▶ **TASK**: Pick up the forum thread below about heart rate during cycling time trials and continue it from its last post.

***** ARTICLE *****

That would make 188 about right and 177 would be about 94% on a 10


----------



## a_n_t (18 Jul 2010)

jimboalee said:


> eh? What you aim for on a 25 ( or any other TT for that matter ) is to be at certain points on the course within certain times so you know you will be on the podium.
> 
> Your heartrate will be what it will be. It doesn't matter a jot.




podium on an open 25? well i can dream.

my point was that its not hard to average over 90% MHR for an hour for me,


----------



## Hont (19 Jul 2010)

a_n_t said:


> my point was that its not hard to average over 90% MHR for an hour for me,


The OP mentioned 96% and that he was _enjoying_ it. No-one really "enjoys" a time-trial (masochists aside), until you cross the line, realise you've done a good time and then get selective memory about how you actually felt on the bike ;-). I agree that it is not hard to get your HR up and keep it there, but it's not "fun". Grimly satifying but not fun.


----------



## jimboalee (20 Jul 2010)

If I used the "220 minus age = MHR" equation, 90% of that is 153 BPM.

I'd be up around here for probably half of a 10 hour 200km Audax BR.

But as I've implied many times, I only use a HRM in the gym, and at 260 Watts ( 20 mph on my Dawes Giro 500 with full mudguards ), I'm at 150 - 155 BPM.


----------



## jimboalee (22 Jul 2010)

*Distribution of Power Output During Cycling*


letriathlon.files.wordpress.com/2008/04/cycling-pace-review.pdf

Read through this and pay attention to where they talk about Max Heart Rate.

***** EXTRACTED RECORDS *****

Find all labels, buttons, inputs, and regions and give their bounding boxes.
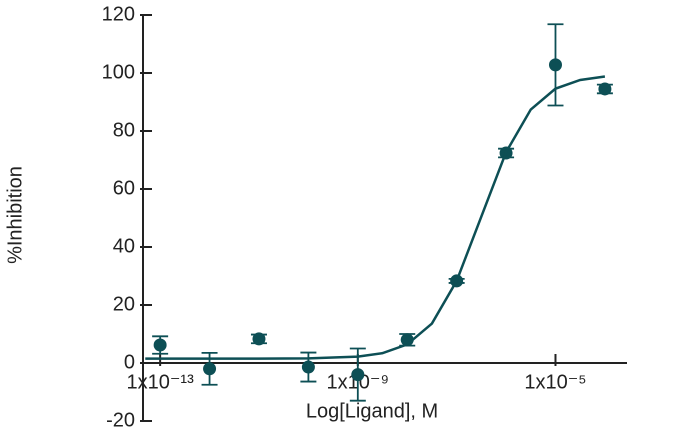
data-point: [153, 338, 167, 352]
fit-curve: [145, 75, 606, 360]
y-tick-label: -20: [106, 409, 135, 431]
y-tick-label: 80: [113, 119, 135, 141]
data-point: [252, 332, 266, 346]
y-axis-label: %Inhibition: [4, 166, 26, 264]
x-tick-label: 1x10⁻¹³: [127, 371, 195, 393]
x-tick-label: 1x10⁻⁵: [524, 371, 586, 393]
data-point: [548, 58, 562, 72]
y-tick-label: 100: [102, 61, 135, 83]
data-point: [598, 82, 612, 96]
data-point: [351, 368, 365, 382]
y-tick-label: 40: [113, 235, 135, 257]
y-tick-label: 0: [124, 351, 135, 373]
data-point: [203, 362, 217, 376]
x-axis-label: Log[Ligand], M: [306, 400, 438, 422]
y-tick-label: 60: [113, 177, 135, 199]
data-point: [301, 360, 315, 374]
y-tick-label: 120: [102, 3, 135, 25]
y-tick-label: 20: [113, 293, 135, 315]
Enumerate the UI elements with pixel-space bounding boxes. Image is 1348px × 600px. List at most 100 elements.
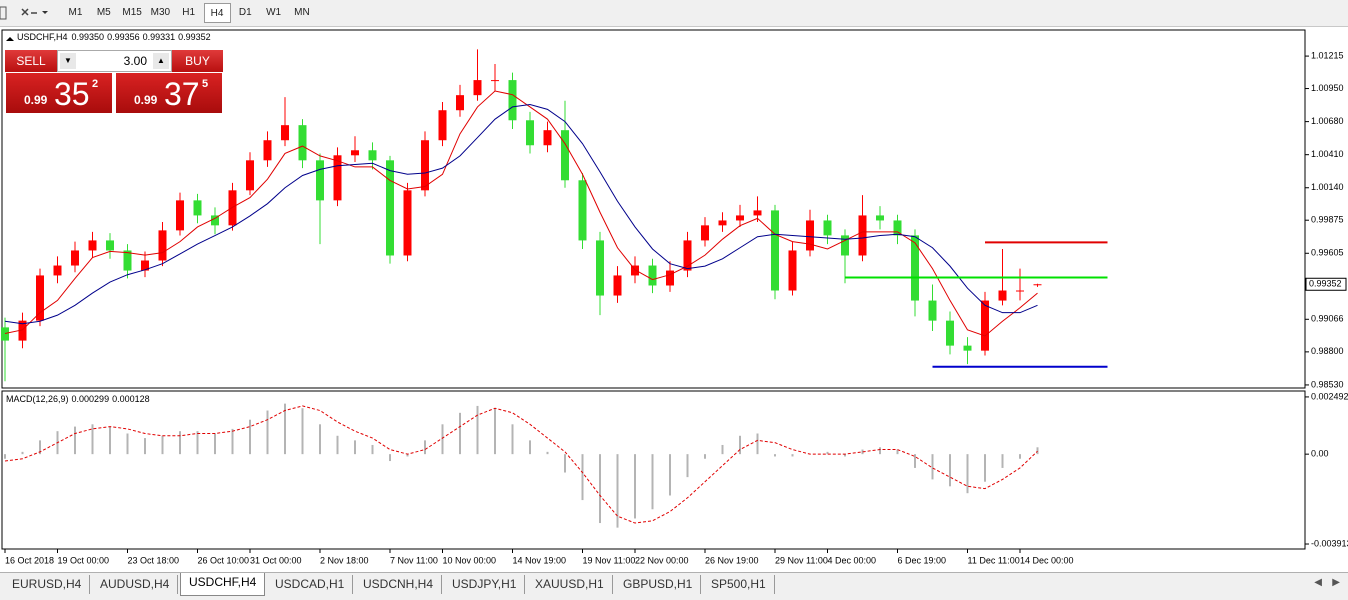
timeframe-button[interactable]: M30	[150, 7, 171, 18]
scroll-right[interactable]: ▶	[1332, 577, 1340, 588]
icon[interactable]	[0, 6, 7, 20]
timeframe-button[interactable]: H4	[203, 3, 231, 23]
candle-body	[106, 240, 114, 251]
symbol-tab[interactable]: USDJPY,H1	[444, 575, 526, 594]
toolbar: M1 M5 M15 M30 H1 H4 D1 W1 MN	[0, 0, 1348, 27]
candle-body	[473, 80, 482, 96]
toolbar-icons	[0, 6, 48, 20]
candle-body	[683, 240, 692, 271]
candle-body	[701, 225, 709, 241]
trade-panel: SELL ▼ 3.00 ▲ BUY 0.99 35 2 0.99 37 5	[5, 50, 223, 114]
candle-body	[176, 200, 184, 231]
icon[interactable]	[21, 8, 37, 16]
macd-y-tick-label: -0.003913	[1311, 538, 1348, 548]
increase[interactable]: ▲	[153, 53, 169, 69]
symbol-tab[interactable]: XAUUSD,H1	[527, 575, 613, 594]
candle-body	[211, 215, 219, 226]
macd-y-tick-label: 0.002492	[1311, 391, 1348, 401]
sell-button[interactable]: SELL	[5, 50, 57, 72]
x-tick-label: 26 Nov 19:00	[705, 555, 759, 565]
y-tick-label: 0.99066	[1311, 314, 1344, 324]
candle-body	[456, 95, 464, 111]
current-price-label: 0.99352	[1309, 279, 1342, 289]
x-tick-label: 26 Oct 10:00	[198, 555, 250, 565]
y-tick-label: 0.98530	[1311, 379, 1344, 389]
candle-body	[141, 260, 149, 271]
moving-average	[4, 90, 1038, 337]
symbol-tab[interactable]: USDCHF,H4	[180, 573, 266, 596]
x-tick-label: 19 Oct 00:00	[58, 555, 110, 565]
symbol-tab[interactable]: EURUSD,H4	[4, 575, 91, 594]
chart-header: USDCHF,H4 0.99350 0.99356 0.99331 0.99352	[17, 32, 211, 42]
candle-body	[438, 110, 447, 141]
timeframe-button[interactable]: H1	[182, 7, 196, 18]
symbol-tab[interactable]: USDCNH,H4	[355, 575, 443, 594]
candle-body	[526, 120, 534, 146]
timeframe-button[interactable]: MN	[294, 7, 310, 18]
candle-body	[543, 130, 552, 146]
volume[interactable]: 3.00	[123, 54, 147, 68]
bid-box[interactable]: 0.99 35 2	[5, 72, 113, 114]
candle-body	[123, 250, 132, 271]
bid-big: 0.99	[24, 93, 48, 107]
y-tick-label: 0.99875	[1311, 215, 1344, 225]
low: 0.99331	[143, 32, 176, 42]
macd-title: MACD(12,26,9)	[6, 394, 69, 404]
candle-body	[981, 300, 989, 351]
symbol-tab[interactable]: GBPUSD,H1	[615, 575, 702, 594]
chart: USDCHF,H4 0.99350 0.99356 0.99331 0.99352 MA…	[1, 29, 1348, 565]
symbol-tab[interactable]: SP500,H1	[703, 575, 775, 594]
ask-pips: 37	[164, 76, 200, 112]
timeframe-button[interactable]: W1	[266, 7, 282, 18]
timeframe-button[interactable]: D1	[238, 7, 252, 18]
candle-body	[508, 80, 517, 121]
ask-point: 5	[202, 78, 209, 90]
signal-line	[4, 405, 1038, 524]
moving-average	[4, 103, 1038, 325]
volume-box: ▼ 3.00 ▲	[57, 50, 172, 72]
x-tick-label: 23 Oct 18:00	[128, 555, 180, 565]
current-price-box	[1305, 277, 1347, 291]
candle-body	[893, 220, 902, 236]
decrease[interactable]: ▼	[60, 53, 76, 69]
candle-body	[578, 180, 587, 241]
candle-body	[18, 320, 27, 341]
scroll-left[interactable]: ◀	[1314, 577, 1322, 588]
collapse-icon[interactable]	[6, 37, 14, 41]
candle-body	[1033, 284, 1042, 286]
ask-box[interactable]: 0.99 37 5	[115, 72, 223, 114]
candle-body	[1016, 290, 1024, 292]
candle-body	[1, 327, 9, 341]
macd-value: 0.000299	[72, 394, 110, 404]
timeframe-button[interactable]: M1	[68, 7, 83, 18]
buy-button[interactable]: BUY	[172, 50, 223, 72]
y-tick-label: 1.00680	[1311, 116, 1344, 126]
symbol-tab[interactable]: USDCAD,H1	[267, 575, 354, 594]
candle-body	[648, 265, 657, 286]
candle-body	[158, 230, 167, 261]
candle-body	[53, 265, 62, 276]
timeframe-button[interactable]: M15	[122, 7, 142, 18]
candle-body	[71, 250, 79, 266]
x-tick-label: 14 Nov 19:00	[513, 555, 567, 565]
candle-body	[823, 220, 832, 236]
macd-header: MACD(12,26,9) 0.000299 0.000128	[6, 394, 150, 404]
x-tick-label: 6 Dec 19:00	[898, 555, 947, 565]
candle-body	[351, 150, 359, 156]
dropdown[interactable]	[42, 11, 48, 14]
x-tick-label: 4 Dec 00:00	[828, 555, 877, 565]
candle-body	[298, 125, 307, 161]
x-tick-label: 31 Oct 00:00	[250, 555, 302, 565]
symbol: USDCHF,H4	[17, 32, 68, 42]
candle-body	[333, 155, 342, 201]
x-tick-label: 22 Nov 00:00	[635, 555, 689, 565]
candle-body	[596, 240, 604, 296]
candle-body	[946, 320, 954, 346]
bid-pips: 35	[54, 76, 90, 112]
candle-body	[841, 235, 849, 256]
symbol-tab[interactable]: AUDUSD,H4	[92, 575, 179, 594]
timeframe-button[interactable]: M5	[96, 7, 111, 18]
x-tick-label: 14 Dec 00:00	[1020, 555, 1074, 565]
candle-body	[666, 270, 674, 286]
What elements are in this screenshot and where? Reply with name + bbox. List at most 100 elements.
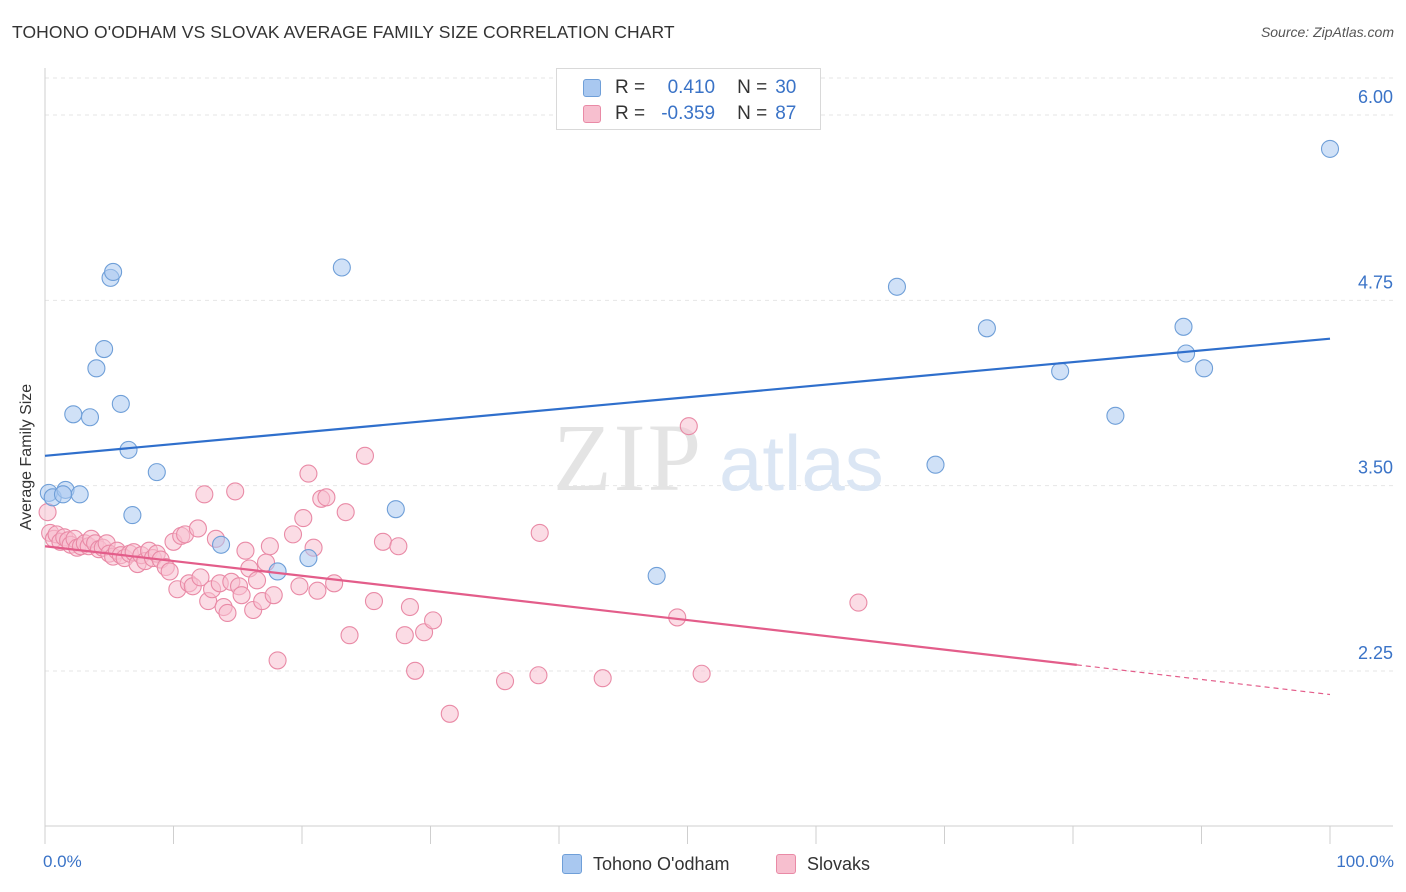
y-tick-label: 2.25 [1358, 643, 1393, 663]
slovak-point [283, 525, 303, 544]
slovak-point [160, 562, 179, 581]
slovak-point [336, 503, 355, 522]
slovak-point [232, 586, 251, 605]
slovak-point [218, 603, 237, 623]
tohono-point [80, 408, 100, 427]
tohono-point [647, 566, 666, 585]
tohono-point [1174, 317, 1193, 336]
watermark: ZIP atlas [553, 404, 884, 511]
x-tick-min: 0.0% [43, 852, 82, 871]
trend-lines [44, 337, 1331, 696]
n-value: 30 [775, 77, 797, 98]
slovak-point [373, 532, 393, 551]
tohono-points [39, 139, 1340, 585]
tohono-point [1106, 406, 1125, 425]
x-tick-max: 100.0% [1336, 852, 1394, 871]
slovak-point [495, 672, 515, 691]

*****

▶ **IN RESPONSE**:
----------



## a_n_t (11 Sep 2010)

http://connect.garmin.com/activity/48182083

Last 10 of the season. 92% average MHR for just under 23 mins. Most enjoyable!


----------



## Garz (11 Sep 2010)

Well done ant!


----------



## a_n_t (11 Sep 2010)

Garz said:


> Well done ant!




cheers! I can head into the winter slog quite happy with this season.


----------



## KRUSSELL (14 Sep 2010)

The problem is the heart monitor




if you were ok before you bought it throw it in the bin.
What did we do before ?


----------



## PK99 (14 Sep 2010)

jimboalee said:


> 220 minus my age = 170.
> 
> I can keep 165 - 168 for half an hour with little problem.
> 
> ...





my max by the formula is 165.


a few weeks ago i averaged 159 on a 3 hour ride feeling very comfortable and only stopped at that point to enjoy the view.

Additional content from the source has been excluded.